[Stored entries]
----
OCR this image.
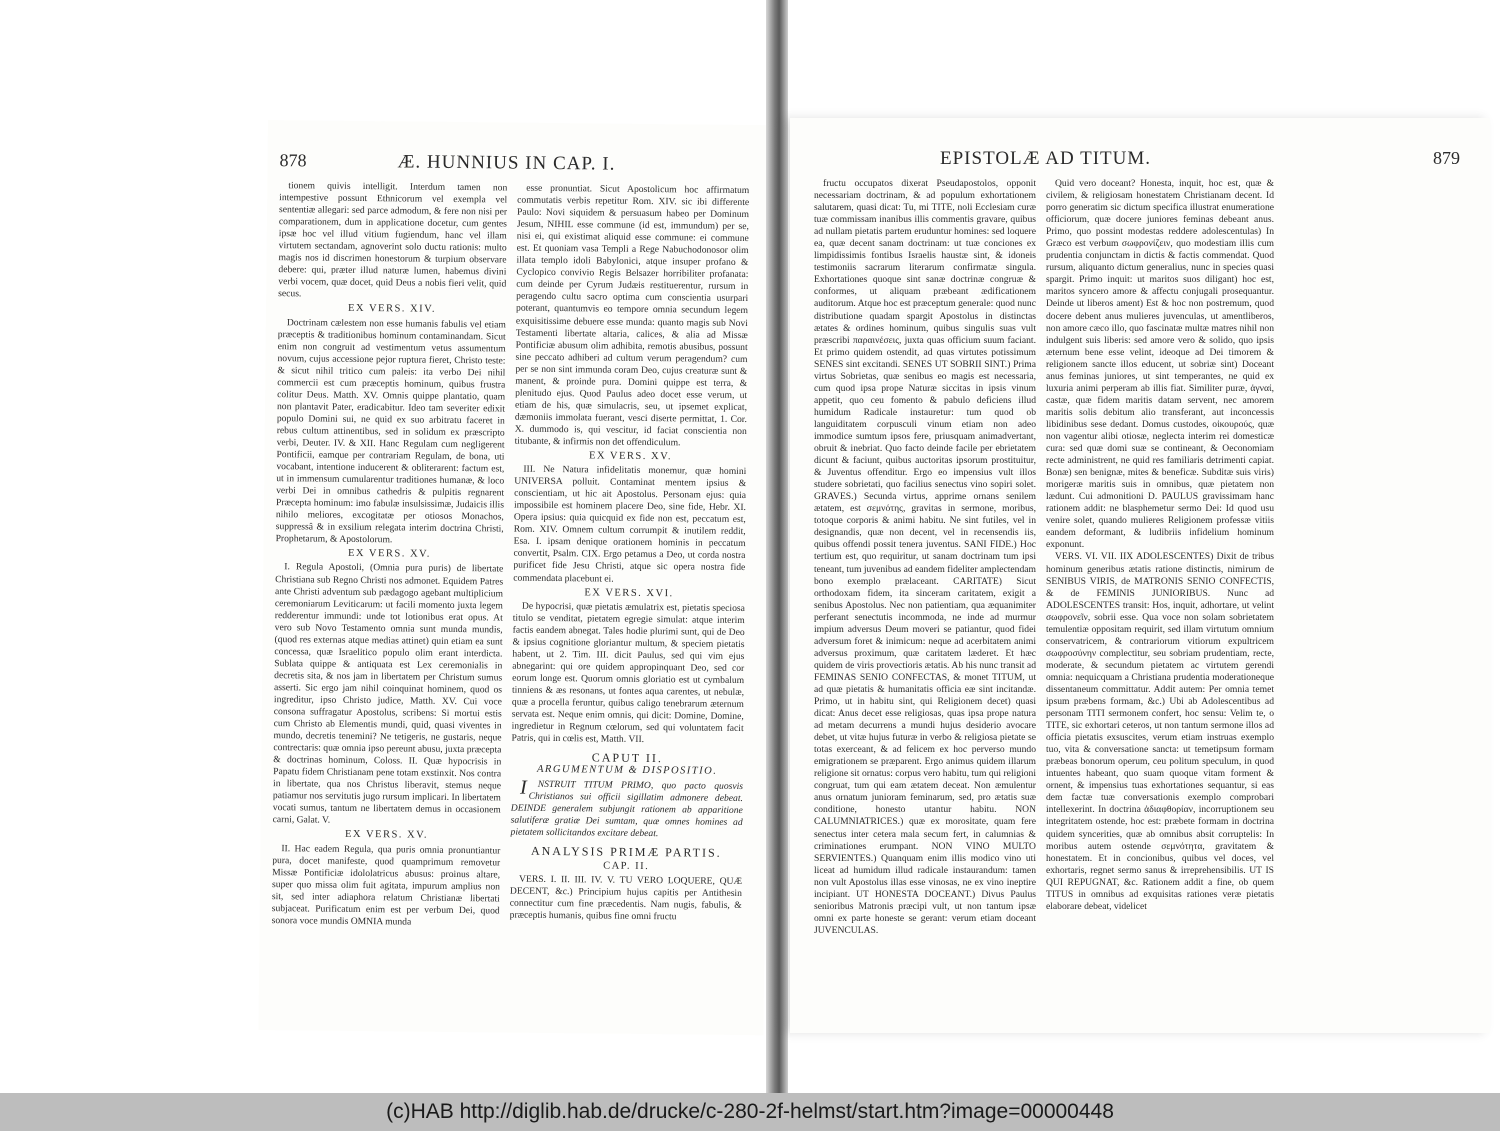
878	Æ. HUNNIUS IN CAP. I.

tionem quivis intelligit. Interdum tamen non intempestive possunt Ethnicorum vel exempla vel sententiæ allegari: sed parce admodum, & fere non nisi per comparationem, dum in applicatione docetur, cum gentes ipsæ hoc vel illud vitium fugiendum, hanc vel illam virtutem sectandam, agnoverint solo ductu rationis: multo magis nos id discrimen honestorum & turpium observare debere: qui, præter illud naturæ lumen, habemus divini verbi vocem, quæ docet, quid Deus a nobis fieri velit, quid secus.

EX VERS. XIV.

Doctrinam cælestem non esse humanis fabulis vel etiam præceptis & traditionibus hominum contaminandam. Sicut enim non congruit ad vestimentum vetus assumentum novum, cujus accessione pejor ruptura fieret, Christo teste: & sicut nihil tritico cum paleis: ita verbo Dei nihil commercii est cum præceptis hominum, quibus frustra colitur Deus. Matth. XV. Omnis quippe plantatio, quam non plantavit Pater, eradicabitur. Ideo tam severiter edixit populo Domini sui, ne quid ex suo arbitratu faceret in rebus cultum attinentibus, sed in solidum ex præscripto verbi, Deuter. IV. & XII. Hanc Regulam cum negligerent Pontificii, eamque per contrariam Regulam, de bona, uti vocabant, intentione inducerent & obliterarent: factum est, ut in immensum cumularentur traditiones humanæ, & loco verbi Dei in omnibus cathedris & pulpitis regnarent Præcepta hominum: imo fabulæ insulsissimæ, Judaicis illis nihilo meliores, excogitatæ per otiosos Monachos, suppressâ & in exsilium relegata interim doctrina Christi, Prophetarum, & Apostolorum.

EX VERS. XV.

I. Regula Apostoli, (Omnia pura puris) de libertate Christiana sub Regno Christi nos admonet. Equidem Patres ante Christi adventum sub pædagogo agebant multiplicium ceremoniarum Leviticarum: ut facili momento juxta legem redderentur immundi: unde tot lotionibus erat opus. At vero sub Novo Testamento omnia sunt munda mundis, (quod res externas atque medias attinet) quin etiam ea sunt concessa, quæ Israelitico populo olim erant interdicta. Sublata quippe & antiquata est Lex ceremonialis in decretis sita, & nos jam in libertatem per Christum sumus asserti. Sic ergo jam nihil coinquinat hominem, quod os ingreditur, ipso Christo judice, Matth. XV. Cui voce consona suffragatur Apostolus, scribens: Si mortui estis cum Christo ab Elementis mundi, quid, quasi viventes in mundo, decretis tenemini? Ne tetigeris, ne gustaris, neque contrectaris: quæ omnia ipso pereunt abusu, juxta præcepta & doctrinas hominum, Coloss. II. Quæ hypocrisis in Papatu fidem Christianam pene totam exstinxit. Nos contra in libertate, qua nos Christus liberavit, stemus neque patiamur nos servitutis jugo rursum implicari. In libertatem vocati sumus, tantum ne libertatem demus in occasionem carni, Galat. V.

EX VERS. XV.

II. Hac eadem Regula, qua puris omnia pronuntiantur pura, docet manifeste, quod quamprimum removetur Missæ Pontificiæ idololatricus abusus: proinus altare, super quo missa olim fuit agitata, impurum amplius non sit, sed inter adiaphora relatum Christianæ libertati subjaceat. Purificatum enim est per verbum Dei, quod sonora voce mundis OMNIA munda

esse pronuntiat. Sicut Apostolicum hoc affirmatum commutatis verbis repetitur Rom. XIV. sic ibi differente Paulo: Novi siquidem & persuasum habeo per Dominum Jesum, NIHIL esse commune (id est, immundum) per se, nisi ei, qui existimat aliquid esse commune: ei commune est. Et quoniam vasa Templi a Rege Nabuchodonosor olim illata templo idoli Babylonici, atque insuper profano & Cyclopico convivio Regis Belsazer horribiliter profanata: cum deinde per Cyrum Judæis restituerentur, rursum in peragendo cultu sacro optima cum conscientia usurpari poterant, quantumvis eo tempore omnia secundum legem exquisitissime debuere esse munda: quanto magis sub Novi Testamenti libertate altaria, calices, & alia ad Missæ Pontificiæ abusum olim adhibita, remotis abusibus, possunt sine peccato adhiberi ad cultum verum peragendum? cum per se non sint immunda coram Deo, cujus creaturæ sunt & manent, & proinde pura. Domini quippe est terra, & plenitudo ejus. Quod Paulus adeo docet esse verum, ut etiam de his, quæ simulacris, seu, ut ipsemet explicat, dæmoniis immolata fuerant, vesci diserte permittat, 1. Cor. X. dummodo is, qui vescitur, id faciat conscientia non titubante, & infirmis non det offendiculum.

EX VERS. XV.

III. Ne Natura infidelitatis monemur, quæ homini UNIVERSA polluit. Contaminat mentem ipsius & conscientiam, ut hic ait Apostolus. Personam ejus: quia impossibile est hominem placere Deo, sine fide, Hebr. XI. Opera ipsius: quia quicquid ex fide non est, peccatum est, Rom. XIV. Omnem cultum corrumpit & inutilem reddit, Esa. I. ipsam denique orationem hominis in peccatum convertit, Psalm. CIX. Ergo petamus a Deo, ut corda nostra purificet fide Jesu Christi, atque sic opera nostra fide commendata placebunt ei.

EX VERS. XVI.

De hypocrisi, quæ pietatis æmulatrix est, pietatis speciosa titulo se venditat, pietatem egregie simulat: atque interim factis eandem abnegat. Tales hodie plurimi sunt, qui de Deo & ipsius cognitione gloriantur multum, & speciem pietatis habent, ut 2. Tim. III. dicit Paulus, sed qui vim ejus abnegarint: qui ore quidem appropinquant Deo, sed cor eorum longe est. Quorum omnis gloriatio est ut cymbalum tinniens & æs resonans, ut fontes aqua carentes, ut nebulæ, quæ a procella feruntur, quibus caligo tenebrarum æternum servata est. Neque enim omnis, qui dicit: Domine, Domine, ingredietur in Regnum cœlorum, sed qui voluntatem facit Patris, qui in cœlis est, Matth. VII.

CAPUT II.
ARGUMENTUM & DISPOSITIO.

INSTRUIT TITUM PRIMO, quo pacto quosvis Christianos sui officii sigillatim admonere debeat. DEINDE generalem subjungit rationem ab apparitione salutiferæ gratiæ Dei sumtam, quæ omnes homines ad pietatem sollicitandos excitare debeat.

ANALYSIS PRIMÆ PARTIS.
CAP. II.

VERS. I. II. III. IV. V. TU VERO LOQUERE, QUÆ DECENT, &c.) Principium hujus capitis per Antithesin connectitur cum fine præcedentis. Nam nugis, fabulis, & præceptis humanis, quibus fine omni fructu

EPISTOLÆ AD TITUM.	879

fructu occupatos dixerat Pseudapostolos, opponit necessariam doctrinam, & ad populum exhortationem salutarem, quasi dicat: Tu, mi TITE, noli Ecclesiam curæ tuæ commissam inanibus illis commentis gravare, quibus ad nullam pietatis partem eruduntur homines: sed loquere ea, quæ decent sanam doctrinam: ut tuæ conciones ex limpidissimis fontibus Israelis haustæ sint, & idoneis testimoniis sacrarum literarum confirmatæ singula. Exhortationes quoque sint sanæ doctrinæ congruæ & conformes, ut aliquam præbeant ædificationem auditorum. Atque hoc est præceptum generale: quod nunc distributione quadam spargit Apostolus in distinctas ætates & ordines hominum, quibus singulis suas vult præscribi παραινέσεις, juxta quas officium suum faciant. Et primo quidem ostendit, ad quas virtutes potissimum SENES sint excitandi. SENES UT SOBRII SINT.) Prima virtus Sobrietas, quæ senibus eo magis est necessaria, cum quod ipsa prope Naturæ siccitas in ipsis vinum appetit, quo ceu fomento & pabulo deficiens illud humidum Radicale instauretur: tum quod ob languiditatem corpusculi vinum etiam non adeo immodice sumtum ipsos fere, priusquam animadvertant, obruit & inebriat. Quo facto deinde facile per ebrietatem dicunt & faciunt, quibus auctoritas ipsorum prostituitur, & Juventus offenditur. Ergo eo impensius vult illos studere sobrietati, quo facilius senectus vino sopiri solet. GRAVES.) Secunda virtus, apprime ornans senilem ætatem, est σεμνότης, gravitas in sermone, moribus, totoque corporis & animi habitu. Ne sint futiles, vel in designandis, quæ non decent, vel in recensendis iis, quibus offendi possit tenera juventus. SANI FIDE.) Hoc tertium est, quo requiritur, ut sanam doctrinam tum ipsi teneant, tum juvenibus ad eandem fideliter amplectendam bono exemplo prælaceant. CARITATE) Sicut orthodoxam fidem, ita sinceram caritatem, exigit a senibus Apostolus. Nec non patientiam, qua æquanimiter perferant senectutis incommoda, ne inde ad murmur impium adversus Deum moveri se patiantur, quod fidei adversum foret & inimicum: neque ad acerbitatem animi adversus proximum, quæ caritatem læderet. Et hæc quidem de viris provectioris ætatis. Ab his nunc transit ad FEMINAS SENIO CONFECTAS, & monet TITUM, ut ad quæ pietatis & humanitatis officia eæ sint incitandæ. Primo, ut in habitu sint, qui Religionem decet) quasi dicat: Anus decet esse religiosas, quas ipsa prope natura ad metam decurrens a mundi hujus desiderio avocare debet, ut vitæ hujus futuræ in verbo & religiosa pietate se totas exerceant, & ad felicem ex hoc perverso mundo emigrationem se præparent. Ergo animus quidem illarum religione sit ornatus: corpus vero habitu, tum qui religioni congruat, tum qui eam ætatem deceat. Non æmulentur anus ornatum junioram feminarum, sed, pro ætatis suæ conditione, honesto utantur habitu. NON CALUMNIATRICES.) quæ ex morositate, quam fere senectus inter cetera mala secum fert, in calumnias & criminationes erumpant. NON VINO MULTO SERVIENTES.) Quanquam enim illis modico vino uti liceat ad humidum illud radicale instaurandum: tamen non vult Apostolus illas esse vinosas, ne ex vino ineptire incipiant. UT HONESTA DOCEANT.) Divus Paulus senioribus Matronis præcipi vult, ut non tantum ipsæ omni ex parte honeste se gerant: verum etiam doceant JUVENCULAS.

Quid vero doceant? Honesta, inquit, hoc est, quæ & civilem, & religiosam honestatem Christianam decent. Id porro generatim sic dictum specifica illustrat enumeratione officiorum, quæ docere juniores feminas debeant anus. Primo, quo possint modestas reddere adolescentulas) In Græco est verbum σωφρονίζειν, quo modestiam illis cum prudentia conjunctam in dictis & factis commendat. Quod rursum, aliquanto dictum generalius, nunc in species quasi spargit. Primo inquit: ut maritos suos diligant) hoc est, maritos syncero amore & affectu conjugali prosequantur. Deinde ut liberos ament) Est & hoc non postremum, quod docere debent anus mulieres juvenculas, ut amentliberos, non amore cæco illo, quo fascinatæ multæ matres nihil non indulgent suis liberis: sed amore vero & solido, quo ipsis æternum bene esse velint, ideoque ad Dei timorem & religionem sancte illos educent, ut sobriæ sint) Doceant anus feminas juniores, ut sint temperantes, ne quid ex luxuria animi perperam ab illis fiat. Similiter puræ, ἁγναί, castæ, quæ fidem maritis datam servent, nec amorem maritis solis debitum alio transferant, aut inconcessis libidinibus sese dedant. Domus custodes, οἰκουρούς, quæ non vagentur alibi otiosæ, neglecta interim rei domesticæ cura: sed quæ domi suæ se contineant, & Oeconomiam recte administrent, ne quid res familiaris detrimenti capiat. Bonæ) sen benignæ, mites & beneficæ. Subditæ suis viris) morigeræ maritis suis in omnibus, quæ pietatem non lædunt. Cui admonitioni D. PAULUS gravissimam hanc rationem addit: ne blasphemetur sermo Dei: Id quod usu venire solet, quando mulieres Religionem professæ vitiis eandem deformant, & ludibriis infidelium hominum exponunt.

VERS. VI. VII. IIX ADOLESCENTES) Dixit de tribus hominum generibus ætatis ratione distinctis, nimirum de SENIBUS VIRIS, de MATRONIS SENIO CONFECTIS, & de FEMINIS JUNIORIBUS. Nunc ad ADOLESCENTES transit: Hos, inquit, adhortare, ut velint σωφρονεῖν, sobrii esse. Qua voce non solam sobrietatem temulentiæ oppositam requirit, sed illam virtutum omnium conservatricem, & contrariorum vitiorum expultricem σωφροσύνην complectitur, seu sobriam prudentiam, recte, moderate, & secundum pietatem ac virtutem gerendi omnia: nequicquam a Christiana prudentia moderationeque dissentaneum committatur. Addit autem: Per omnia temet ipsum præbens formam, &c.) Ubi ab Adolescentibus ad personam TITI sermonem confert, hoc sensu: Velim te, o TITE, sic exhortari ceteros, ut non tantum sermone illos ad officia pietatis exsuscites, verum etiam instruas exemplo tuo, vita & conversatione sancta: ut temetipsum formam præbeas bonorum operum, ceu politum speculum, in quod intuentes habeant, quo suam quoque vitam forment & ornent, & impensius tuas exhortationes sequantur, si eas dem factæ tuæ conversationis exemplo comprobari intellexerint. In doctrina ἀδιαφθορίαν, incorruptionem seu integritatem ostende, hoc est: præbete formam in doctrina quidem syncerities, quæ ab omnibus absit corruptelis: In moribus autem ostende σεμνότητα, gravitatem & honestatem. Et in concionibus, quibus vel doces, vel exhortaris, regnet sermo sanus & irreprehensibilis. UT IS QUI REPUGNAT, &c. Rationem addit a fine, ob quem TITUS in omnibus ad exquisitas rationes veræ pietatis elaborare debeat, videlicet

(c)HAB http://diglib.hab.de/drucke/c-280-2f-helmst/start.htm?image=00000448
----
● **Exercise prompt**:
Reproduce each line holding the word "verbum".

● **Complete output**:
II. Hac eadem Regula, qua puris omnia pronuntiantur pura, docet manifeste, quod quamprimum removetur Missæ Pontificiæ idololatricus abusus: proinus altare, super quo missa olim fuit agitata, impurum amplius non sit, sed inter adiaphora relatum Christianæ libertati subjaceat. Purificatum enim est per verbum Dei, quod sonora voce mundis OMNIA munda
Quid vero doceant? Honesta, inquit, hoc est, quæ & civilem, & religiosam honestatem Christianam decent. Id porro generatim sic dictum specifica illustrat enumeratione officiorum, quæ docere juniores feminas debeant anus. Primo, quo possint modestas reddere adolescentulas) In Græco est verbum σωφρονίζειν, quo modestiam illis cum prudentia conjunctam in dictis & factis commendat. Quod rursum, aliquanto dictum generalius, nunc in species quasi spargit. Primo inquit: ut maritos suos diligant) hoc est, maritos syncero amore & affectu conjugali prosequantur. Deinde ut liberos ament) Est & hoc non postremum, quod docere debent anus mulieres juvenculas, ut amentliberos, non amore cæco illo, quo fascinatæ multæ matres nihil non indulgent suis liberis: sed amore vero & solido, quo ipsis æternum bene esse velint, ideoque ad Dei timorem & religionem sancte illos educent, ut sobriæ sint) Doceant anus feminas juniores, ut sint temperantes, ne quid ex luxuria animi perperam ab illis fiat. Similiter puræ, ἁγναί, castæ, quæ fidem maritis datam servent, nec amorem maritis solis debitum alio transferant, aut inconcessis libidinibus sese dedant. Domus custodes, οἰκουρούς, quæ non vagentur alibi otiosæ, neglecta interim rei domesticæ cura: sed quæ domi suæ se contineant, & Oeconomiam recte administrent, ne quid res familiaris detrimenti capiat. Bonæ) sen benignæ, mites & beneficæ. Subditæ suis viris) morigeræ maritis suis in omnibus, quæ pietatem non lædunt. Cui admonitioni D. PAULUS gravissimam hanc rationem addit: ne blasphemetur sermo Dei: Id quod usu venire solet, quando mulieres Religionem professæ vitiis eandem deformant, & ludibriis infidelium hominum exponunt.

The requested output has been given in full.